Tugas dan Latihan —
[A] Dalam teks tentang jambore buruh migran, menurut Anis Hidayah, berapa jumlah pekerja migran yang belum diperlakukan sebagai manusia?
[B] Lanjutkan teks tentang jambore buruh migran mulai dari kalimat terakhirnya.

Teks yang Diberikan —

# # #

Dalam kata sambutannya, Anis Hidayah selaku direktur Migrant Care mengatakan bahwa 6,5 juta pekerja migran yang ada di Indonesia belum diperlakukan sebagai manusia.  Pendekatan yang dilakukan untuk menyelesaikan masalah-masalah migrasi yang ada di Indonesia ini lebih pada pendekatan ekonomi, bukan memandang masalah yang ada sebagai pelanggaran hak asasi manusia.  Hal ini menyebabkan semua pihak mengejar keuntungan tanpa mempedulikan nasib buruh migran. Hal ini terjadi dari rezim Orde Lama sampai hari ini. Konsep Nawacita yang diusung oleh Pemerintahan Jokowi pun belum berjalan dengan optimal. Oleh sebab itu, Jambore ini diharapkan dapat menyumbangkan roadmap bagaimana negara harus melindungi para buruh migrannya. Penyelamatan harus sudah dilakukan secara sistematis dan terencana, bukan hanya seperti yang terjadi selama ini yang terkesan reaktif, spontan, dan menunggu korban jatuh terlebih dahulu. Begitu juga dari bidang akademis, diharapkan universitas-universitas memiliki studi tentang migrasi, sehingga dunia migrasi akan berkembang dari waktu ke waktu. Anis menambahkan bahwa saat ini belum ada satu universitas pun di Indonesia yang mempelajari tentang hal ini.


Selanjutnya, Rektor Universitas Jember Drs. Moh. Hasan, MSc., PhD selaku tuan rumah mengucapkan selamat datang kepada para peserta jambore.  Beliau mengatakan bahwa Universitas Jember sebagai insan pendidikan tinggi memiliki komitmen untuk memperjuangkan bersama-sama agar kebijakan-kebijakan pemerintah yang berkaitan dengan buruh migran benar-benar mensejahterakan para buruh.  Universitas Jember bertekad mendukung semua program dalam acara ini berlangsung dengan baik, sehingga dapat menghasilkan output yang diharapkan.

# # #

Data untuk Analisis —
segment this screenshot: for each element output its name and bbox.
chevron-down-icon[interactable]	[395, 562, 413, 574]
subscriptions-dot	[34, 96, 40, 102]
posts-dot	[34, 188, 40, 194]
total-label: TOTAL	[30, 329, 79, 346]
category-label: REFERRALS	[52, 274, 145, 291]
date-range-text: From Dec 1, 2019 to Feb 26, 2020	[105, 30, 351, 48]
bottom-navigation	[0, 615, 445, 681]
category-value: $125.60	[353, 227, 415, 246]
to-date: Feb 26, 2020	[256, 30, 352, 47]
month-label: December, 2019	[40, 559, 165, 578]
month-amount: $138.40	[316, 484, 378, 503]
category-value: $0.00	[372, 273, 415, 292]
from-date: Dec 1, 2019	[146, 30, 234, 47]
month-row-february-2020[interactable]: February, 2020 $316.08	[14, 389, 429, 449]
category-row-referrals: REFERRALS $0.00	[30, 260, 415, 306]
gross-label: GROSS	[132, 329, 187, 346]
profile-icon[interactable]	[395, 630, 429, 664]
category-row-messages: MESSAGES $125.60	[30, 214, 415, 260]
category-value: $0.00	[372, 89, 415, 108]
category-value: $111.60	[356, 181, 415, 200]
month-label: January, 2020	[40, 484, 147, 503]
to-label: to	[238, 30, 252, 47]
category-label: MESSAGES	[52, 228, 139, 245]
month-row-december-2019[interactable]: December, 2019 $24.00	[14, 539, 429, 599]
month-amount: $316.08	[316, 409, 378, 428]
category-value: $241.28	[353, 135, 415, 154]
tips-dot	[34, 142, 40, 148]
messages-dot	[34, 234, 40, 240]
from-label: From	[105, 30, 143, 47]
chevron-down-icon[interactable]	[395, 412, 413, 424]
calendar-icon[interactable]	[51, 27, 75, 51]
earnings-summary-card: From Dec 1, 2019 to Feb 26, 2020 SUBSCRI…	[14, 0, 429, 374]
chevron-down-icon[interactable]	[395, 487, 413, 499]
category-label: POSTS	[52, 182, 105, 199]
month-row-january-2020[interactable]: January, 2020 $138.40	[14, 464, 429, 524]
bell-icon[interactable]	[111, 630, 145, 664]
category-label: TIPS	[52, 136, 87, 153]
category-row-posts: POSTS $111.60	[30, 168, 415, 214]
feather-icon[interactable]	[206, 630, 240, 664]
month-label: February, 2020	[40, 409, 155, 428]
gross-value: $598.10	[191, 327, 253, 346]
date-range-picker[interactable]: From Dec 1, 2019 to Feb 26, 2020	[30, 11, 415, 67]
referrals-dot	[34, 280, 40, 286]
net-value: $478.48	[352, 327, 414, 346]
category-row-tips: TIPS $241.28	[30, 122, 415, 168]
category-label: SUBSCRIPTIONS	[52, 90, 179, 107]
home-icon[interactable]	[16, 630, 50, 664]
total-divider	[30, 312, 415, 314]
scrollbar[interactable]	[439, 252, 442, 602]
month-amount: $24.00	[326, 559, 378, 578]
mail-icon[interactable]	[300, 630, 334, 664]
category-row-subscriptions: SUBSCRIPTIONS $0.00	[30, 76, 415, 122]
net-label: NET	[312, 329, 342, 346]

# # #

Daftar Jawaban —
[A] 6,5 juta pekerja migran.

[B]
Sesudah kata-kata sambutan,serangkaian acara Jambore buruh Migran pun dimulai, yang diawali dengan doa pembukaan. Selanjutnya, berbagai plenary dan diskusi-diskusi tematik pun dimulai. Selama tiga hari penyelenggaraan Jambore, terdapat 5 plenary yang dilaksanakan, yaitu:
  1. Komitmen Pemerintah Daerah dalam Perlindungan Buruh Migran,
  2. Reformasi Tata Kelola Buruh Migran di Indonesia,
  3. Migrasi dan Pembangunan,
  4. Buruh Migran dan Kekerasan Terhadap Perempuan,
  5. Migrasi dan Buruh Migran: Penguatan Institusional dan Manifest Keberpihakan Pendidikan Tinggi. 
Ditambah dengan 18 diskusi tematik yang diselenggarakan secara pararel dalam dua hari.

Acara yang dibuka oleh Ketua BNP2TKI Bpk. Nusron Wahid dan ditutup oleh Menteri Tenaga Kerja RI Bapak Hanif Dakiri ini menghasilkan beberapa hal, seperti yang disampaikan oleh Anis Hidayah, direktur Migrant Care dalam sambutan penutupnya, sebagai berikut:  
1.      Peserta Jambore menginginkan perubahan sistem dari paradigma yang eksploitatif dan tidak manusiawi menjadi migrasi yang berbasis pada penegakan HAM dan keadilan gender bagi seluruh WNI yang bekerja di berbagai negara.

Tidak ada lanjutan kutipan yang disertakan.